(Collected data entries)
☆ ☆ ☆ ☆

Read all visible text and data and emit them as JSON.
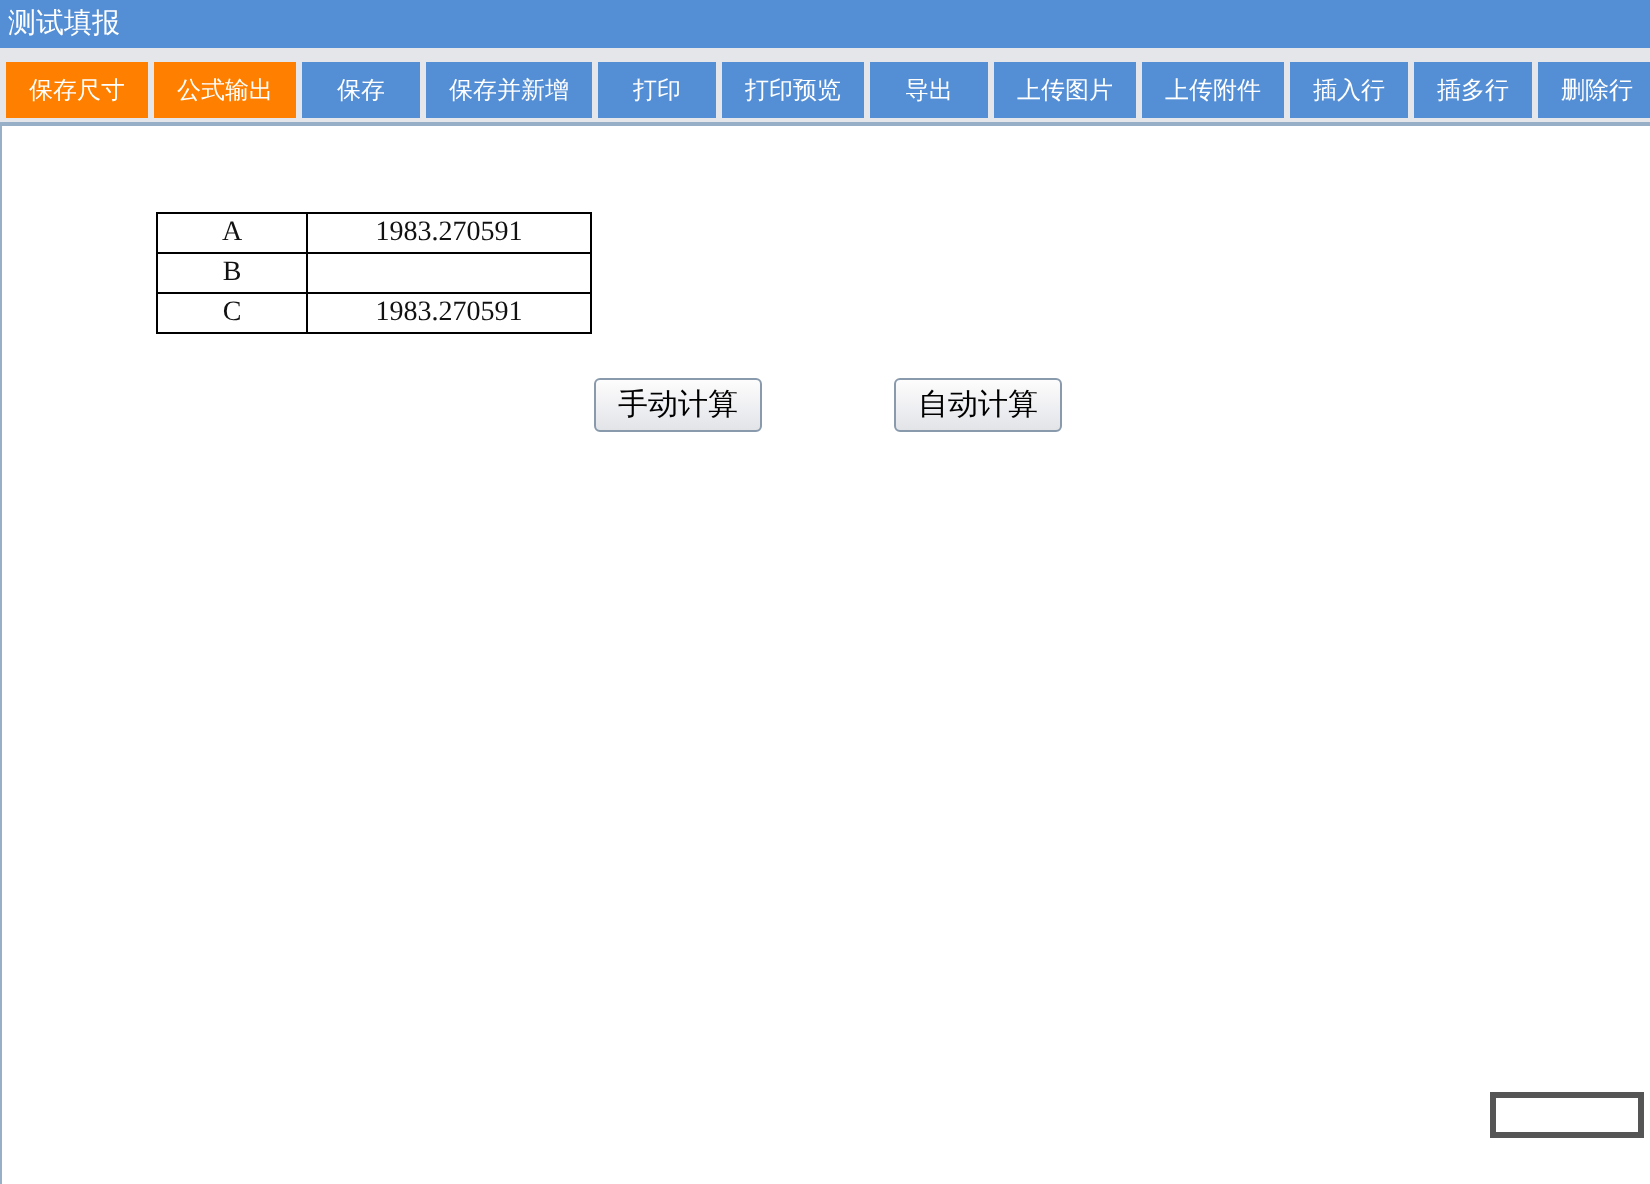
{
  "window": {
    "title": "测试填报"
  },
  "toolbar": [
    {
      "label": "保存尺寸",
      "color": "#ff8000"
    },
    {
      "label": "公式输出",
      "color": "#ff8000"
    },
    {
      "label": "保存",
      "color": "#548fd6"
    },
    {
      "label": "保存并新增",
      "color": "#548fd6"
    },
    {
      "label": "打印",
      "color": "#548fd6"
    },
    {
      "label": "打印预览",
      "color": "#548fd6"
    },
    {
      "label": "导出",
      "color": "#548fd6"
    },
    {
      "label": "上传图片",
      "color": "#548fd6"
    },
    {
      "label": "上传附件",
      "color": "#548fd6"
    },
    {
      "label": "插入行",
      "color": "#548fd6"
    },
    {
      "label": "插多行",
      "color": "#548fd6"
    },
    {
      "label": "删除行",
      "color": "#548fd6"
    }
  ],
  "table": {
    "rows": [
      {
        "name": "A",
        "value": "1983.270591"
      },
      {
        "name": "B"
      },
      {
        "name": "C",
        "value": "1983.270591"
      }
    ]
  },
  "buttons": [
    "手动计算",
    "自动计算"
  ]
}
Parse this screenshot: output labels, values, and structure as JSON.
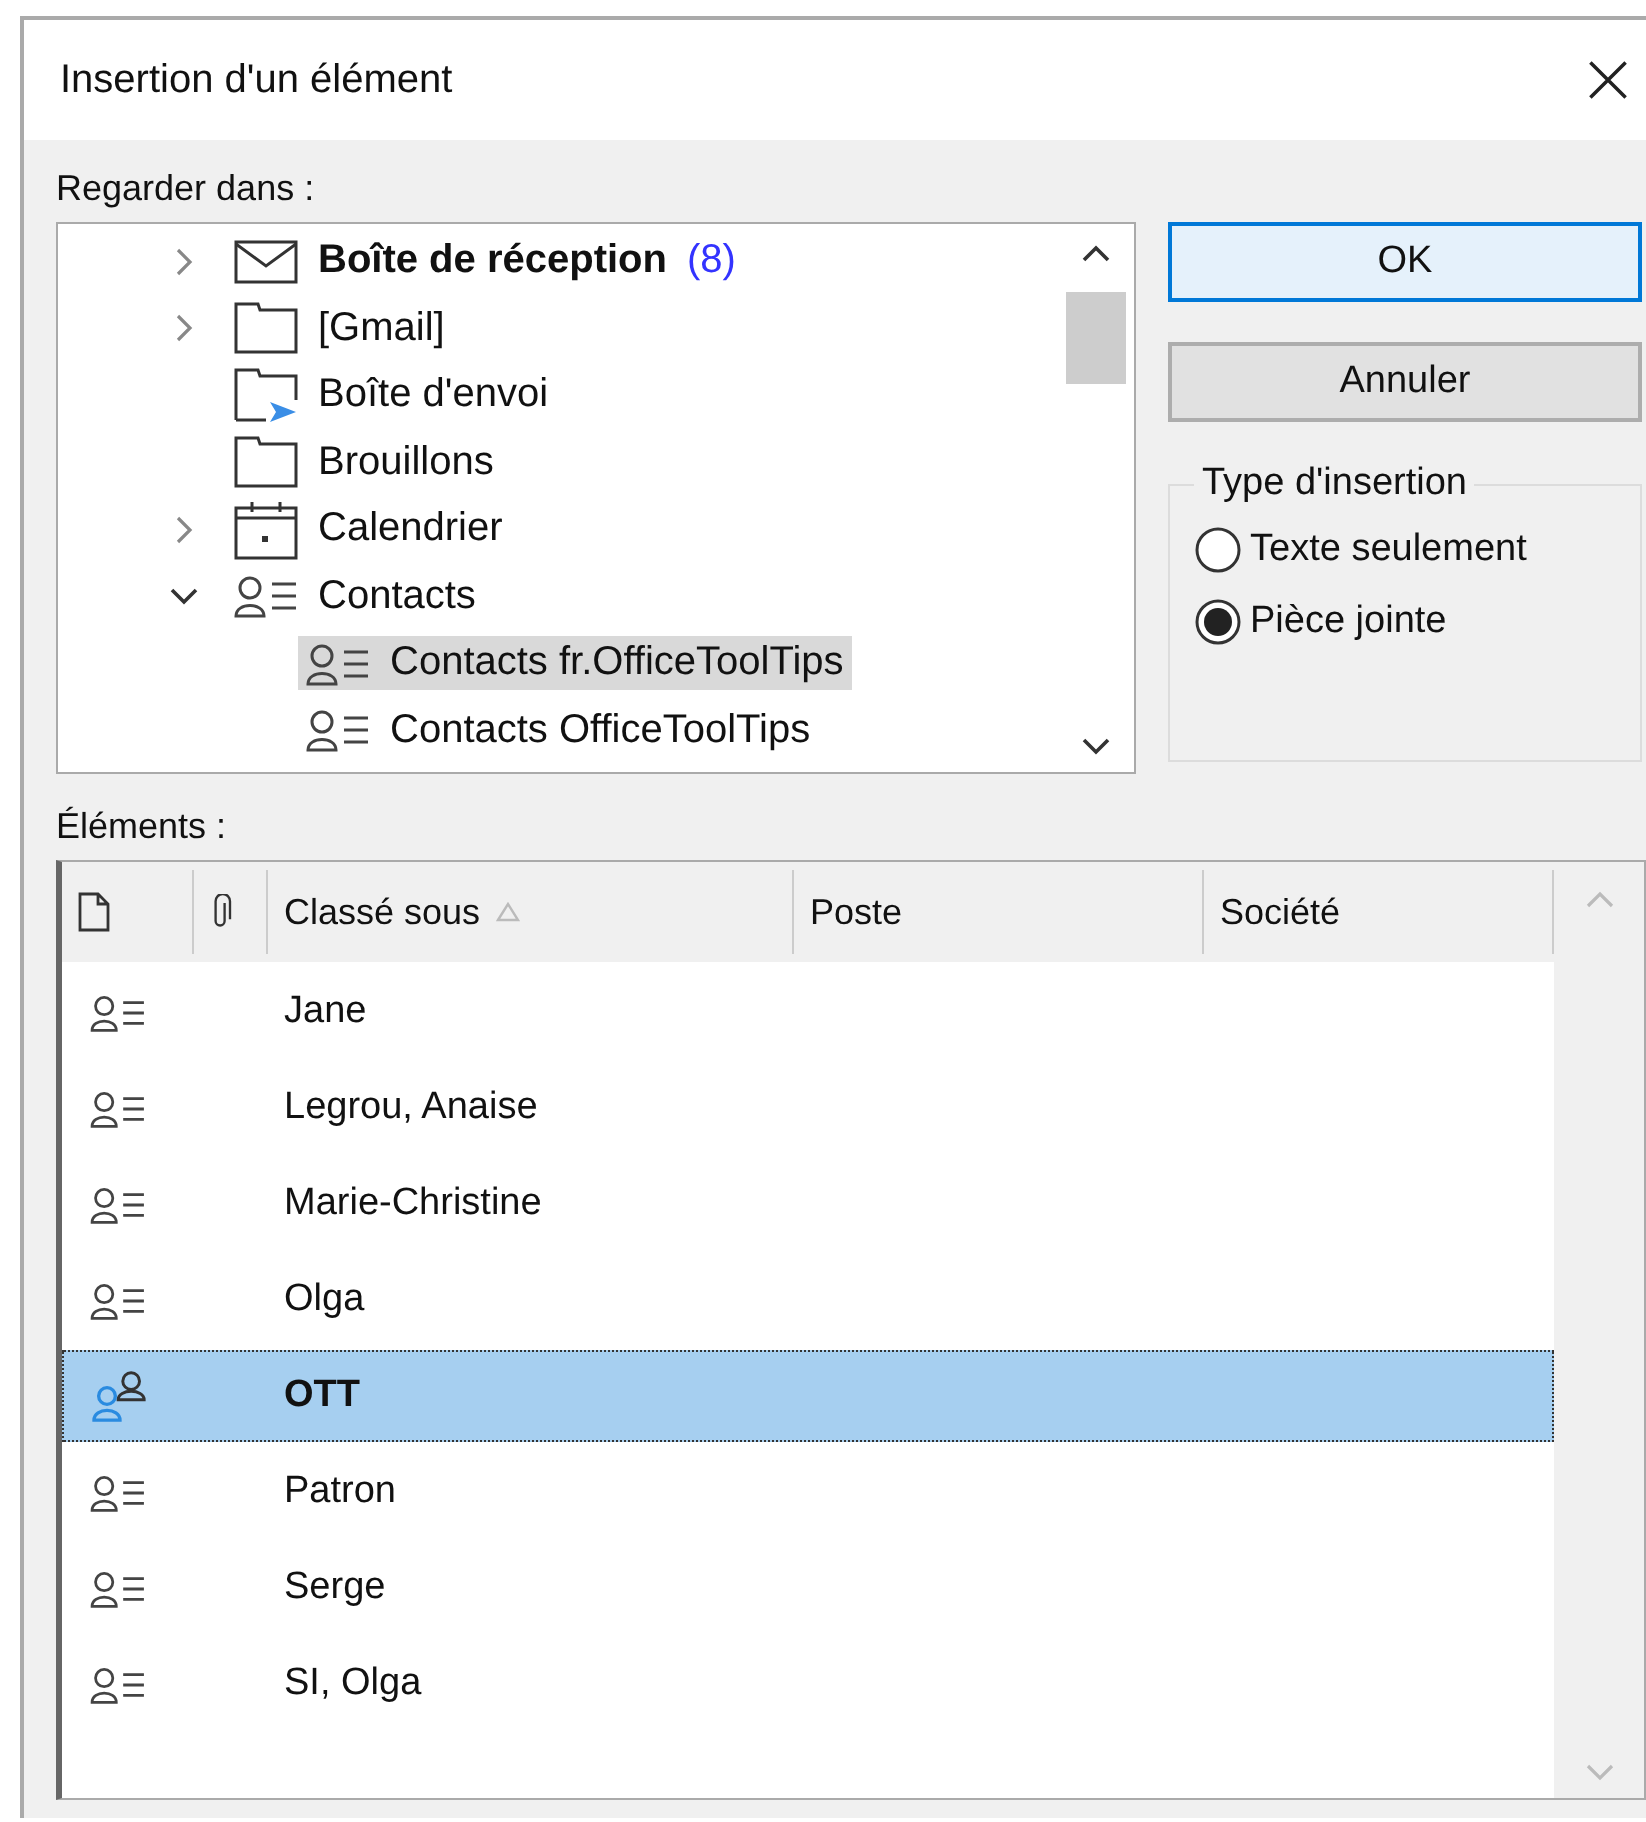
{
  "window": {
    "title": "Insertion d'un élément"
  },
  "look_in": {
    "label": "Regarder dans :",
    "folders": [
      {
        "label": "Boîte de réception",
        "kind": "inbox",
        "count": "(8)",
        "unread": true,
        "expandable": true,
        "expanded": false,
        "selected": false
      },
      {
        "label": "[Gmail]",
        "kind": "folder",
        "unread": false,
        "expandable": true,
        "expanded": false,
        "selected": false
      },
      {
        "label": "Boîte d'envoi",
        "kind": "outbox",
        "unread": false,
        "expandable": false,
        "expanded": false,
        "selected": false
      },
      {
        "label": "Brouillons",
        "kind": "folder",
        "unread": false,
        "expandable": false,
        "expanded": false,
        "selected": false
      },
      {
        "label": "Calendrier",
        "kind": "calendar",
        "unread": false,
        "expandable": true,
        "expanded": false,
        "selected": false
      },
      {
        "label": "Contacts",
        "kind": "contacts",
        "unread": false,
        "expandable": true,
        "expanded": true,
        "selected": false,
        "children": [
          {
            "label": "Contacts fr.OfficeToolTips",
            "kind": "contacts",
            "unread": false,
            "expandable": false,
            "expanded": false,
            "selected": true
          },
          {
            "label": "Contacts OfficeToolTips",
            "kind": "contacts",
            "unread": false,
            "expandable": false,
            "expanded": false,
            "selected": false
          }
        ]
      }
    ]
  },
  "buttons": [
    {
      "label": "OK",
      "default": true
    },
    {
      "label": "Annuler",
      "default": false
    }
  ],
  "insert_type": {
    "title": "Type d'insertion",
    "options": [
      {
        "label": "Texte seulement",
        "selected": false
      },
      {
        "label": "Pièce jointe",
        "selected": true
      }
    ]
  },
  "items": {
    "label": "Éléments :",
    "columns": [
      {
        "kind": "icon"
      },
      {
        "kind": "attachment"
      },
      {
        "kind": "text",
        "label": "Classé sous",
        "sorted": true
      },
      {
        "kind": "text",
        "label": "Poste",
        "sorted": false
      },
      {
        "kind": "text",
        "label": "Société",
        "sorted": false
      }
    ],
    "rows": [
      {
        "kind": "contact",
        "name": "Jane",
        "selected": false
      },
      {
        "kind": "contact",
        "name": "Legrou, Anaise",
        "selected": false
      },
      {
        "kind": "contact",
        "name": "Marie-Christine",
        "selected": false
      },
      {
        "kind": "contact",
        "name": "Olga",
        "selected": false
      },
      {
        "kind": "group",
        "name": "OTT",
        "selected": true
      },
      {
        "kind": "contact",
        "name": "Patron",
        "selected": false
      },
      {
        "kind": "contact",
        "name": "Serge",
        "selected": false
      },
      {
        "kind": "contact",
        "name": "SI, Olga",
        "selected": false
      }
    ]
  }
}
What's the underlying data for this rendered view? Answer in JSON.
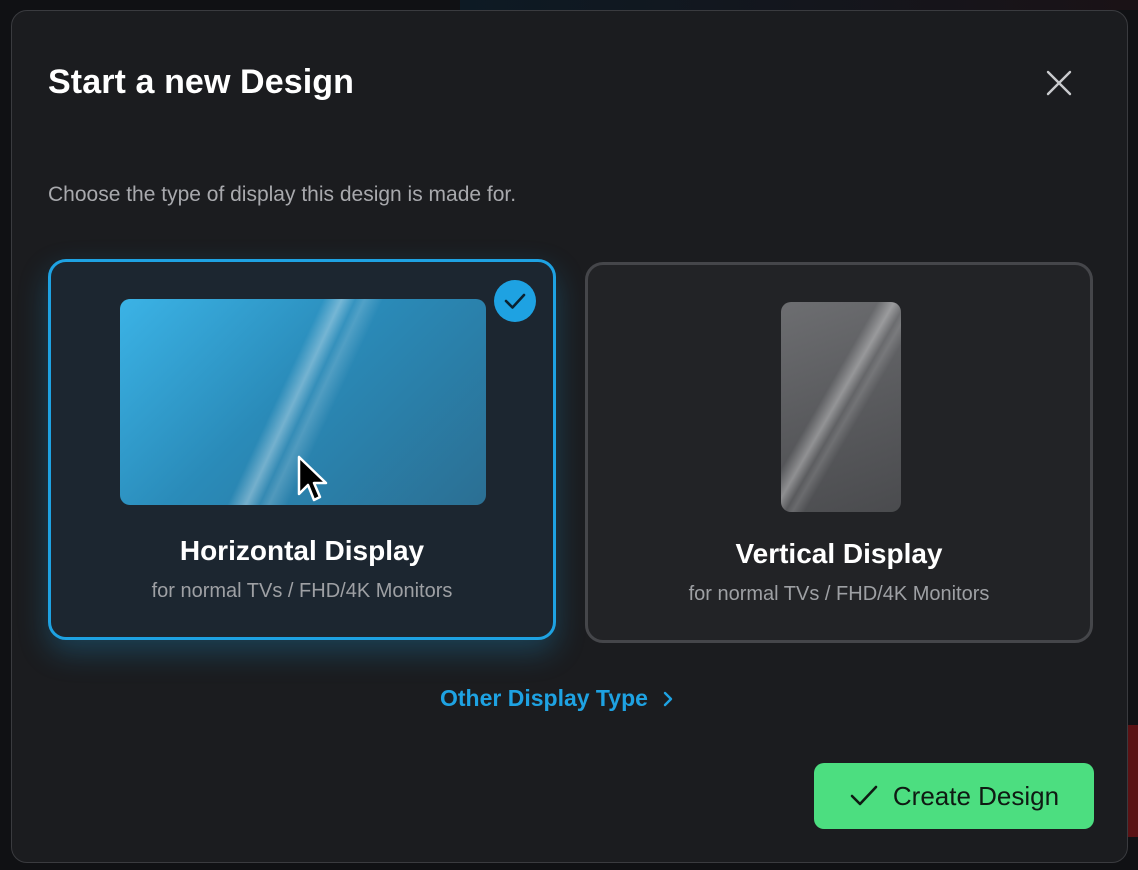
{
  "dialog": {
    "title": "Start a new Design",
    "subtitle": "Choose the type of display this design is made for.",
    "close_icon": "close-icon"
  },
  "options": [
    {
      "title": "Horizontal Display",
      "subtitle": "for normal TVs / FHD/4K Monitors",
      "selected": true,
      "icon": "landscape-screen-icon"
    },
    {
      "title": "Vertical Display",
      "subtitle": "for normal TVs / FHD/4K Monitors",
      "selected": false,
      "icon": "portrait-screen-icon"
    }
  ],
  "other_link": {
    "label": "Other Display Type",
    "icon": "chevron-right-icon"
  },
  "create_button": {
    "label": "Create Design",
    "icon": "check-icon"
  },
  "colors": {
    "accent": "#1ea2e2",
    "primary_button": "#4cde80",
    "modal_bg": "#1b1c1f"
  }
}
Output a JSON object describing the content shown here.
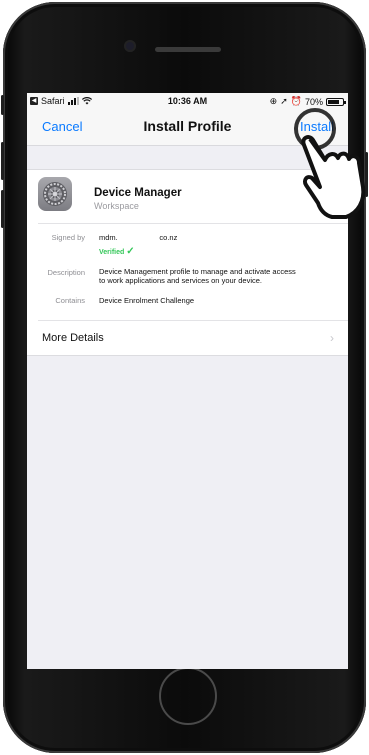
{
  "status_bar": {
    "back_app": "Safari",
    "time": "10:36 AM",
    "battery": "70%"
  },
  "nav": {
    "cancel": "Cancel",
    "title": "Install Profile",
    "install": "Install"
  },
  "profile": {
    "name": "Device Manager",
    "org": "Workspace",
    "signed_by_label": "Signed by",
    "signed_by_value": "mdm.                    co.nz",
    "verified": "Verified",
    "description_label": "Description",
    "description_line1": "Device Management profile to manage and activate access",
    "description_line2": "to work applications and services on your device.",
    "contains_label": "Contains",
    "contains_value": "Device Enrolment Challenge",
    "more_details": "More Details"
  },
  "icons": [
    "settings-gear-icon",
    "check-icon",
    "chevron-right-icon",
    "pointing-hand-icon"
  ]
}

☆ ☆ ☆ ☆

§ **DESCRIPTION OF THE TASK**: Using the entries above, return each line that includes the word "name".

§ **WRITTEN REPLY**:
        "name": "A",
        "name": "B"
        "name": "C",
        "name": "Jane",
        "name": "Legrou, Anaise",
        "name": "Marie-Christine",
        "name": "Olga",
        "name": "OTT",
        "name": "Patron",
        "name": "Serge",
        "name": "SI, Olga",
    "name": "Device Manager",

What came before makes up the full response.